- [Objective]
Return each line containing the string "целях".

Extracted data entries:
▬▬▬▬▬▬▬▬▬▬

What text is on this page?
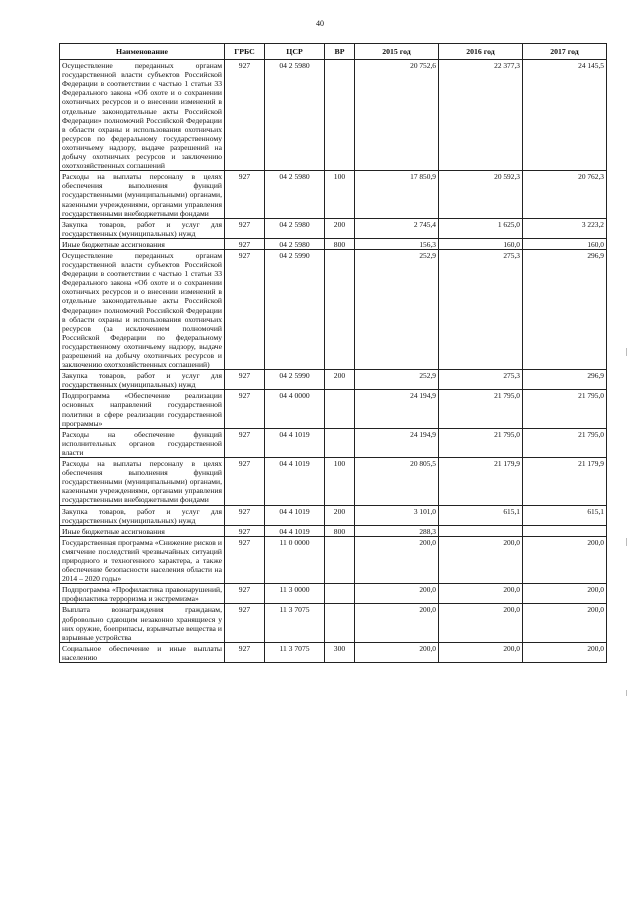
40
Наименование	ГРБС	ЦСР	ВР	2015 год	2016 год	2017 год
Осуществление переданных органам государственной власти субъектов Российской Федерации в соответствии с частью 1 статьи 33 Федерального закона «Об охоте и о сохранении охотничьих ресурсов и о внесении изменений в отдельные законодательные акты Российской Федерации» полномочий Российской Федерации в области охраны и использования охотничьих ресурсов по федеральному государственному охотничьему надзору, выдаче разрешений на добычу охотничьих ресурсов и заключению охотхозяйственных соглашений	927	04 2 5980		20 752,6	22 377,3	24 145,5
Расходы на выплаты персоналу в целях обеспечения выполнения функций государственными (муниципальными) органами, казенными учреждениями, органами управления государственными внебюджетными фондами	927	04 2 5980	100	17 850,9	20 592,3	20 762,3
Закупка товаров, работ и услуг для государственных (муниципальных) нужд	927	04 2 5980	200	2 745,4	1 625,0	3 223,2
Иные бюджетные ассигнования	927	04 2 5980	800	156,3	160,0	160,0
Осуществление переданных органам государственной власти субъектов Российской Федерации в соответствии с частью 1 статьи 33 Федерального закона «Об охоте и о сохранении охотничьих ресурсов и о внесении изменений в отдельные законодательные акты Российской Федерации» полномочий Российской Федерации в области охраны и использования охотничьих ресурсов (за исключением полномочий Российской Федерации по федеральному государственному охотничьему надзору, выдаче разрешений на добычу охотничьих ресурсов и заключению охотхозяйственных соглашений)	927	04 2 5990		252,9	275,3	296,9
Закупка товаров, работ и услуг для государственных (муниципальных) нужд	927	04 2 5990	200	252,9	275,3	296,9
Подпрограмма «Обеспечение реализации основных направлений государственной политики в сфере реализации государственной программы»	927	04 4 0000		24 194,9	21 795,0	21 795,0
Расходы на обеспечение функций исполнительных органов государственной власти	927	04 4 1019		24 194,9	21 795,0	21 795,0
Расходы на выплаты персоналу в целях обеспечения выполнения функций государственными (муниципальными) органами, казенными учреждениями, органами управления государственными внебюджетными фондами	927	04 4 1019	100	20 805,5	21 179,9	21 179,9
Закупка товаров, работ и услуг для государственных (муниципальных) нужд	927	04 4 1019	200	3 101,0	615,1	615,1
Иные бюджетные ассигнования	927	04 4 1019	800	288,3		
Государственная программа «Снижение рисков и смягчение последствий чрезвычайных ситуаций природного и техногенного характера, а также обеспечение безопасности населения области на 2014 – 2020 годы»	927	11 0 0000		200,0	200,0	200,0
Подпрограмма «Профилактика правонарушений, профилактика терроризма и экстремизма»	927	11 3 0000		200,0	200,0	200,0
Выплата вознаграждения гражданам, добровольно сдающим незаконно хранящиеся у них оружие, боеприпасы, взрывчатые вещества и взрывные устройства	927	11 3 7075		200,0	200,0	200,0
Социальное обеспечение и иные выплаты населению	927	11 3 7075	300	200,0	200,0	200,0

▬▬▬▬▬▬▬▬▬▬

- [Task result]
Расходы на выплаты персоналу в целях обеспечения выполнения функций государственными (муниципальными) органами, казенными учреждениями, органами управления государственными внебюджетными фондами	927	04 2 5980	100	17 850,9	20 592,3	20 762,3
Расходы на выплаты персоналу в целях обеспечения выполнения функций государственными (муниципальными) органами, казенными учреждениями, органами управления государственными внебюджетными фондами	927	04 4 1019	100	20 805,5	21 179,9	21 179,9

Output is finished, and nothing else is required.